──────── Dataset records

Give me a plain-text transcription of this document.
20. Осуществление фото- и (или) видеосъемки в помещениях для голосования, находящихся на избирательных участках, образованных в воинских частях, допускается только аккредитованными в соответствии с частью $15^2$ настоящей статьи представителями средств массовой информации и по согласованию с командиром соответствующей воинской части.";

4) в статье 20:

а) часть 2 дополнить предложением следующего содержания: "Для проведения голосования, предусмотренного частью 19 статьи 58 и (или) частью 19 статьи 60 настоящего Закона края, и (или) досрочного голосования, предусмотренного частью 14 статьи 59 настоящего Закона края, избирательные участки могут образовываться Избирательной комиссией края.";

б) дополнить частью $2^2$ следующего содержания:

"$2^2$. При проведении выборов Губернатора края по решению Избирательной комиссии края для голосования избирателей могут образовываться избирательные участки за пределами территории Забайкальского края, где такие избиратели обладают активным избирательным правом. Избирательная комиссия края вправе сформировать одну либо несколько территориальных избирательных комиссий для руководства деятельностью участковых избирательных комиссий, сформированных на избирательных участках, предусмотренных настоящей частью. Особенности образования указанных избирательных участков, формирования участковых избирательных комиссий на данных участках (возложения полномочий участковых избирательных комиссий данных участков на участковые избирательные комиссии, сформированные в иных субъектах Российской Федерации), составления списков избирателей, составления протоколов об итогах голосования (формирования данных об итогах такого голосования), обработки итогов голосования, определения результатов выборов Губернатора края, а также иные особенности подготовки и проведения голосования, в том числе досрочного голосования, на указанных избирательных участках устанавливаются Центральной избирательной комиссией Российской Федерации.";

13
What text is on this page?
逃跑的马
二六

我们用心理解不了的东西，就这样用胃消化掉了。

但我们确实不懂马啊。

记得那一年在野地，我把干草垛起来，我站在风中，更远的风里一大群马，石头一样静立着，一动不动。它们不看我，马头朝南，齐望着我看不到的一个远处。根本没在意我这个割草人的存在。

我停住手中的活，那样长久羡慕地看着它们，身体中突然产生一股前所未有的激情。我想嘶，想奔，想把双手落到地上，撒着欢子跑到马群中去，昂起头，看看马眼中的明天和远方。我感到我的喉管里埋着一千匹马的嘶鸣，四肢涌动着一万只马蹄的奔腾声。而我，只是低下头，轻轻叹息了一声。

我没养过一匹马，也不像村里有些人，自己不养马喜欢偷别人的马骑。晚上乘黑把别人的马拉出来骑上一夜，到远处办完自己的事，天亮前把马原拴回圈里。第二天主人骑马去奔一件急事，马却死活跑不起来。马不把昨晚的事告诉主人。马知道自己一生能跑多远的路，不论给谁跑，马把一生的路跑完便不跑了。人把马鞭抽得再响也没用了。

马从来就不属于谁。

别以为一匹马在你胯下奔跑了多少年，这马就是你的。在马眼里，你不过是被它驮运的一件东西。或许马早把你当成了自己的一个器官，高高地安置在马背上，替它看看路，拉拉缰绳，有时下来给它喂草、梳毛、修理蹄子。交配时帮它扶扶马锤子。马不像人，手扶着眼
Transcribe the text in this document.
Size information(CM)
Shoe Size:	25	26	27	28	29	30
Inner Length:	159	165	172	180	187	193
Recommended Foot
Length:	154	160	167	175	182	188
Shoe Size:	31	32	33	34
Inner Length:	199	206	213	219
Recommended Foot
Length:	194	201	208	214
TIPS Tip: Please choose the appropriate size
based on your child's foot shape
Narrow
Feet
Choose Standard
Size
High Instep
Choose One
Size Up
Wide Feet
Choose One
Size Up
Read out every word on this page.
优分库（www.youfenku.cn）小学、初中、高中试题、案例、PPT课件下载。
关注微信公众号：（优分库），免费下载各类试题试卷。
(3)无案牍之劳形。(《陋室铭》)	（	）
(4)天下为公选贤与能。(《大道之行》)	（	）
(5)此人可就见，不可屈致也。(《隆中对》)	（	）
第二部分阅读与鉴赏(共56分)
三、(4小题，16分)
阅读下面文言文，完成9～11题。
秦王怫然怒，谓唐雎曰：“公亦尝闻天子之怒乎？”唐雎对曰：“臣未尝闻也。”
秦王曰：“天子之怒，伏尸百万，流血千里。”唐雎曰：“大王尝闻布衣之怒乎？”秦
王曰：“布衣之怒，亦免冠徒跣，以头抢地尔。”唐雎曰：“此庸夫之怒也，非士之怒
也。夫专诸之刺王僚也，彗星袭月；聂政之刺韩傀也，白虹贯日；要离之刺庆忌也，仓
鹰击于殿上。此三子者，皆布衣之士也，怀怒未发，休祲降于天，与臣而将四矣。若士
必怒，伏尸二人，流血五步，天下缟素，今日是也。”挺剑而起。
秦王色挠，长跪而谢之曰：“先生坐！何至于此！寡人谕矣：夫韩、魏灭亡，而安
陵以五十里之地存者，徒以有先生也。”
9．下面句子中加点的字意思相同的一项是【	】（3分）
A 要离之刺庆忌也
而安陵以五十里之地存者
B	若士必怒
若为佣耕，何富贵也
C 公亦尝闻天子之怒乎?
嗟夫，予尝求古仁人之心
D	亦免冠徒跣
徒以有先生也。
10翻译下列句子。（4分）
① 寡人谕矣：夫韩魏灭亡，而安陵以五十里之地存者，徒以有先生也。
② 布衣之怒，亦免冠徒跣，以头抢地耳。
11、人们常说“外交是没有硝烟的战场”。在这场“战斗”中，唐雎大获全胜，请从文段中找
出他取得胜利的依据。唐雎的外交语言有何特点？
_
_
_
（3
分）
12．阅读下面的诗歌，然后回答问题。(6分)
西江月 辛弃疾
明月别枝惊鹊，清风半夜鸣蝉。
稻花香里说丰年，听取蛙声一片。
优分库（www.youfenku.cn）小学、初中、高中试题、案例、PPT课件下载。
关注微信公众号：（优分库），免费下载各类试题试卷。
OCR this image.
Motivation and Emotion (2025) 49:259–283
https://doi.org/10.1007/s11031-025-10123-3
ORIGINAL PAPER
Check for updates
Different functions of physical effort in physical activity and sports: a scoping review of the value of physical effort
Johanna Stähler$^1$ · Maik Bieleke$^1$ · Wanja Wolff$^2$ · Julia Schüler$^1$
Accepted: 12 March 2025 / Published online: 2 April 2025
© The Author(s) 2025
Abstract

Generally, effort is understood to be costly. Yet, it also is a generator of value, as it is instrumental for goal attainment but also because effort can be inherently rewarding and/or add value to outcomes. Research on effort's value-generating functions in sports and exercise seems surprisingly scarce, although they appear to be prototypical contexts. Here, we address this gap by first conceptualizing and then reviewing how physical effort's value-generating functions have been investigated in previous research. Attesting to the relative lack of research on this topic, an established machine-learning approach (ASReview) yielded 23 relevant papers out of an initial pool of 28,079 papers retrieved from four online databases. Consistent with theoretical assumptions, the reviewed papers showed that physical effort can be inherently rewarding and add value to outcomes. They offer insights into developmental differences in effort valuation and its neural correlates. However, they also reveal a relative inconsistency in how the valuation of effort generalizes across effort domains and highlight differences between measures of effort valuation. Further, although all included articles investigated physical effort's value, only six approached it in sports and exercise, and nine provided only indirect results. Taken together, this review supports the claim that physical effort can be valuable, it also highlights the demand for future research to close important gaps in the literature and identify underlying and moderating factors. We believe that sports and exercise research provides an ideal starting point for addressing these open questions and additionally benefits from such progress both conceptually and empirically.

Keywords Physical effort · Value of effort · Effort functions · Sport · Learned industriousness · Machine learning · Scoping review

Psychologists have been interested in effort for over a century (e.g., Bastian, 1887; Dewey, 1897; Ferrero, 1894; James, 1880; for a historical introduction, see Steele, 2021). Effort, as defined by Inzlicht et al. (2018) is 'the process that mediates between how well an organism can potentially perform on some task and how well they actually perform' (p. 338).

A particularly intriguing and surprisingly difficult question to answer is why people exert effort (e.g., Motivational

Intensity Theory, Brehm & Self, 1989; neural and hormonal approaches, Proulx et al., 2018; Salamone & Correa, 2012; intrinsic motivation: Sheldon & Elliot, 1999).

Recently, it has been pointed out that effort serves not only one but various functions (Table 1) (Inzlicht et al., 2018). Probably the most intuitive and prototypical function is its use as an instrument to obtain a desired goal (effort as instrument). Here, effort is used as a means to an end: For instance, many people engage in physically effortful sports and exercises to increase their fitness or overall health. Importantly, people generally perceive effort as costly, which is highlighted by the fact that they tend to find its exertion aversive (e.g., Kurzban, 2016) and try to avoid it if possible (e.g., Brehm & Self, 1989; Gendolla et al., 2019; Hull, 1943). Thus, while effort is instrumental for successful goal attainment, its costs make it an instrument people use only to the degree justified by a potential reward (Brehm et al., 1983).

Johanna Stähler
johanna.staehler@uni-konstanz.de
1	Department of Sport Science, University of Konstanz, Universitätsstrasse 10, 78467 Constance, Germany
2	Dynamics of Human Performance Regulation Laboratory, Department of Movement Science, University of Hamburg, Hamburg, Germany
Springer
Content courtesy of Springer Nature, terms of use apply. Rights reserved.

────────────────

# What to do:
Check the data for the word "Length" and pull out the lines that have it.

# Written answer:
Inner Length:	159	165	172	180	187	193
Length:	154	160	167	175	182	188
Inner Length:	199	206	213	219
Length:	194	201	208	214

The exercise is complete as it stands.